### Exercise aim
Each line that includes "this" counts once; give the total and nothing besides.

-- Begin Provided data --

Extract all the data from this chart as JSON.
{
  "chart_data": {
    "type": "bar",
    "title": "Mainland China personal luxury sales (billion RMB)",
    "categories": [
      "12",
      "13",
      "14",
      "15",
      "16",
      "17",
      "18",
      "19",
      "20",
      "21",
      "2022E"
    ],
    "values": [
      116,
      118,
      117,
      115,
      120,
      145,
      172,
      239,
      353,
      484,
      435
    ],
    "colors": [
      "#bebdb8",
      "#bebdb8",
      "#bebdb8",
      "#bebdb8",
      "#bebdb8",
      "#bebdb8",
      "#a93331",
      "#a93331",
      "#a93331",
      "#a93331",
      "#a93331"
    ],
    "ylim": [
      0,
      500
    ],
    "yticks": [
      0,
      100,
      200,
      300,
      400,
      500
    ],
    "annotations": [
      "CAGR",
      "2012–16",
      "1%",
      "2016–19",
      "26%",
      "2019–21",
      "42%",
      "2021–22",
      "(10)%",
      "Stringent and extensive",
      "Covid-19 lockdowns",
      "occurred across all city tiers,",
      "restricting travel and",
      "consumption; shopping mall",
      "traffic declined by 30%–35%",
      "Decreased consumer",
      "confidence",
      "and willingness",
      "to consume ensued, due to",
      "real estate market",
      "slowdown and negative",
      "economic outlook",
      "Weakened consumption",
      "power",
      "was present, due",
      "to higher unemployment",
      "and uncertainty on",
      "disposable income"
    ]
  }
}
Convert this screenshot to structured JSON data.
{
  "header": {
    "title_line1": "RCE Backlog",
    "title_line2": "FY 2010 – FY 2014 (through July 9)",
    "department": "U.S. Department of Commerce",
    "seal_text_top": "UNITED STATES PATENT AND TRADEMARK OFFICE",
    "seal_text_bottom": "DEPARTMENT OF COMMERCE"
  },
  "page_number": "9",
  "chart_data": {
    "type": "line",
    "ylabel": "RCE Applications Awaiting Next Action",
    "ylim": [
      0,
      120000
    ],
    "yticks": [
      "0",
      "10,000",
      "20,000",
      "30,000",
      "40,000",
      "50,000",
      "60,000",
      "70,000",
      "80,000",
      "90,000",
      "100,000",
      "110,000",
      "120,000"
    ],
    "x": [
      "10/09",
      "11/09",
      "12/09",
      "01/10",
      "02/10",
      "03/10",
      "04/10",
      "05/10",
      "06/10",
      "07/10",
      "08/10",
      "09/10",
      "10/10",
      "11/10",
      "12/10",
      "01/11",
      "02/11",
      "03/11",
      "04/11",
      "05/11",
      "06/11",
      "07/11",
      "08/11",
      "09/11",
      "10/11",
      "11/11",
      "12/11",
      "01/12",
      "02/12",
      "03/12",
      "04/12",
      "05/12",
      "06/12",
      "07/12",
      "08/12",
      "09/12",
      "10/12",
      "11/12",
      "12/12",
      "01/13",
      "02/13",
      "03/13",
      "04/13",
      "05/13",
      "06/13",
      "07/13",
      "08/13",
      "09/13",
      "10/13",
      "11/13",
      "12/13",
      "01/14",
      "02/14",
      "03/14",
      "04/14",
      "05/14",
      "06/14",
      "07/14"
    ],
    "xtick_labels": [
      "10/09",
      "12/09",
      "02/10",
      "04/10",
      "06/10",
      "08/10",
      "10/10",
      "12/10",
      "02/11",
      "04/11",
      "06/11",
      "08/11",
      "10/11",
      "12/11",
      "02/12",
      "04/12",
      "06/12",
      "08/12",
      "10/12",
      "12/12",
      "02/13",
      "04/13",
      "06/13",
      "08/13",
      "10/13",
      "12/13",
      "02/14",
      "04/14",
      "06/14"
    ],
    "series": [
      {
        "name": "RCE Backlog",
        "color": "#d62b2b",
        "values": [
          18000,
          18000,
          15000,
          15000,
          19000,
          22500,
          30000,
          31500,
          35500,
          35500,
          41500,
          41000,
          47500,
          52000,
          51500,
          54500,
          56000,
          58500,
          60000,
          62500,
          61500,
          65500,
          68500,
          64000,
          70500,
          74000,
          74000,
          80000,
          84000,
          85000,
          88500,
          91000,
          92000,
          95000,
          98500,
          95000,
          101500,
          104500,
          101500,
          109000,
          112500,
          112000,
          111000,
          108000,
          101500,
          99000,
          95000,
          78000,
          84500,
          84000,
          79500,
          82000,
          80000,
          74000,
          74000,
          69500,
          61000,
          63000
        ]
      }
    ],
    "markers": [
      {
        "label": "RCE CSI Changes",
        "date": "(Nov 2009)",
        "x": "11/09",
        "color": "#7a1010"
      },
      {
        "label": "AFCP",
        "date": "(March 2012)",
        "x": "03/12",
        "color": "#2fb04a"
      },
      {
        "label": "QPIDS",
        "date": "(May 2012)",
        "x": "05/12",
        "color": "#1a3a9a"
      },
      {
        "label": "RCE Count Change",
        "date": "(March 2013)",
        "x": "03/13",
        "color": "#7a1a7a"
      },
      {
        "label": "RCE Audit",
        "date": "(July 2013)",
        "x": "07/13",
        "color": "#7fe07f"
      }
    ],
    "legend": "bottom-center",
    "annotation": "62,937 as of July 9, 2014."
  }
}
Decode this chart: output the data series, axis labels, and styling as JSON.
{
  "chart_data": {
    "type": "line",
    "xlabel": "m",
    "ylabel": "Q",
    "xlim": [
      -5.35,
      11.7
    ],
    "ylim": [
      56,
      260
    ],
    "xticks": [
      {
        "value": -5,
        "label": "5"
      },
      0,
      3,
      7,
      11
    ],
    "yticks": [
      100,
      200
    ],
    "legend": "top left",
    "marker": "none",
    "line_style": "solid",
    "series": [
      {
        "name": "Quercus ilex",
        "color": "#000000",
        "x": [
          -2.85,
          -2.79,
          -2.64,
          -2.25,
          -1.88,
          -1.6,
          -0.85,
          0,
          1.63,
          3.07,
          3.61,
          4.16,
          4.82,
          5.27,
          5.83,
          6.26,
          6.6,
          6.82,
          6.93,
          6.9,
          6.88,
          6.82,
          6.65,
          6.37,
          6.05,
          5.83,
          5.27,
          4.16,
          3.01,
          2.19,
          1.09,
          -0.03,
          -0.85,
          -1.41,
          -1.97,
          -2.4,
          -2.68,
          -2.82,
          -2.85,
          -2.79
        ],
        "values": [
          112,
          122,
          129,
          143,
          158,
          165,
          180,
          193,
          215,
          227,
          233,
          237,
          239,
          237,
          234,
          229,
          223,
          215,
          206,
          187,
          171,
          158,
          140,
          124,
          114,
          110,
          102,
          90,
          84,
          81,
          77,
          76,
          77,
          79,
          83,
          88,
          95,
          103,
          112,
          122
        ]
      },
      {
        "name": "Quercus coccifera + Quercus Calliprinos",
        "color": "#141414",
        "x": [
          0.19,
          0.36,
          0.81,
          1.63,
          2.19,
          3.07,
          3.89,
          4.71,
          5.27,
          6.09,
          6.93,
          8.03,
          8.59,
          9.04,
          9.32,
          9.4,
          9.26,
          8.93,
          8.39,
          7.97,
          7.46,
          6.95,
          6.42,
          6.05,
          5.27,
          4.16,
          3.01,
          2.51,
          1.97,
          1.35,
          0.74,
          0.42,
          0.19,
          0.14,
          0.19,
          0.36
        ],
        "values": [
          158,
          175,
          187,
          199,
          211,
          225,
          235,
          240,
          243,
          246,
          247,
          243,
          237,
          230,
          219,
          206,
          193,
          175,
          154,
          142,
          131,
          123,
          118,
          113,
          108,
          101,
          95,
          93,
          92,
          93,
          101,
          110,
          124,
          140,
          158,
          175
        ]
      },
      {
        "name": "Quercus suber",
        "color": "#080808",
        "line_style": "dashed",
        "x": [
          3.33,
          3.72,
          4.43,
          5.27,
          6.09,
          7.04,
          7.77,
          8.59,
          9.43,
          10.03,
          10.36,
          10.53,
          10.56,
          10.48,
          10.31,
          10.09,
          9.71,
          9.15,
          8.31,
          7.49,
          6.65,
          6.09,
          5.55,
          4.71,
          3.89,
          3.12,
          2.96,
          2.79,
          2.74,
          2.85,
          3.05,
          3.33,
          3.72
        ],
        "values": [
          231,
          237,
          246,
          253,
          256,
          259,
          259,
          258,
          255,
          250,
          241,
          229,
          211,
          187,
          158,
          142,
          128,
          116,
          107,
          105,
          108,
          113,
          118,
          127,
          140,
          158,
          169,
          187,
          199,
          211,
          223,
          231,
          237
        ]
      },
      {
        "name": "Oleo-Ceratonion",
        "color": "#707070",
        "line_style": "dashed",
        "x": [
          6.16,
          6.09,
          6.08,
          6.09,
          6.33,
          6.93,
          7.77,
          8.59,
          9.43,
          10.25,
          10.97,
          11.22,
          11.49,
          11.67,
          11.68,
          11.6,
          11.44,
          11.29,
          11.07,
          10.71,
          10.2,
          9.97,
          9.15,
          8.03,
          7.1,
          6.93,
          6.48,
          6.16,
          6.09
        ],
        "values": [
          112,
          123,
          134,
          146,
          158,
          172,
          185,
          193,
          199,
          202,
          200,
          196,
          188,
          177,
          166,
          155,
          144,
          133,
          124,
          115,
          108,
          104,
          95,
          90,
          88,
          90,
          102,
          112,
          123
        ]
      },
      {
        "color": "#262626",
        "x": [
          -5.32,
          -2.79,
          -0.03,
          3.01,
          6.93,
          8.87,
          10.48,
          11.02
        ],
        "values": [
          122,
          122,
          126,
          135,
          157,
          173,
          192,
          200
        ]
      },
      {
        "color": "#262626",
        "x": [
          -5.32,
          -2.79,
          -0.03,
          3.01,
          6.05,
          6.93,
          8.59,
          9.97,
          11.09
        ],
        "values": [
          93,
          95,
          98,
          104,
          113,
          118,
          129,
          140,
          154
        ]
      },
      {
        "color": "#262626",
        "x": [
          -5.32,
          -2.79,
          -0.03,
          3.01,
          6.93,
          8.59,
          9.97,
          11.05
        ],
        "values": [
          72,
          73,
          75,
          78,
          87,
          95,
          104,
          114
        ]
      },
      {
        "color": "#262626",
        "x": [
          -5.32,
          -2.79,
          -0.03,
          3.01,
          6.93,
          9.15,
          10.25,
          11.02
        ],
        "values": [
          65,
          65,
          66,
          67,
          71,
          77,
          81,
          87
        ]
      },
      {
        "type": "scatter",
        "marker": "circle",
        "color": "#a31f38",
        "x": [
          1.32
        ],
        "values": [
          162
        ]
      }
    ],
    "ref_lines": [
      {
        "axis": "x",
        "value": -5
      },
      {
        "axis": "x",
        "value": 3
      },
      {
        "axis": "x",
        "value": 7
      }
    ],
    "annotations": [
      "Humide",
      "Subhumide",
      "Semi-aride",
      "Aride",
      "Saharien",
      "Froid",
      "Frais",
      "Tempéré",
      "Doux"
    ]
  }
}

-- End Provided data --

### Task answer
3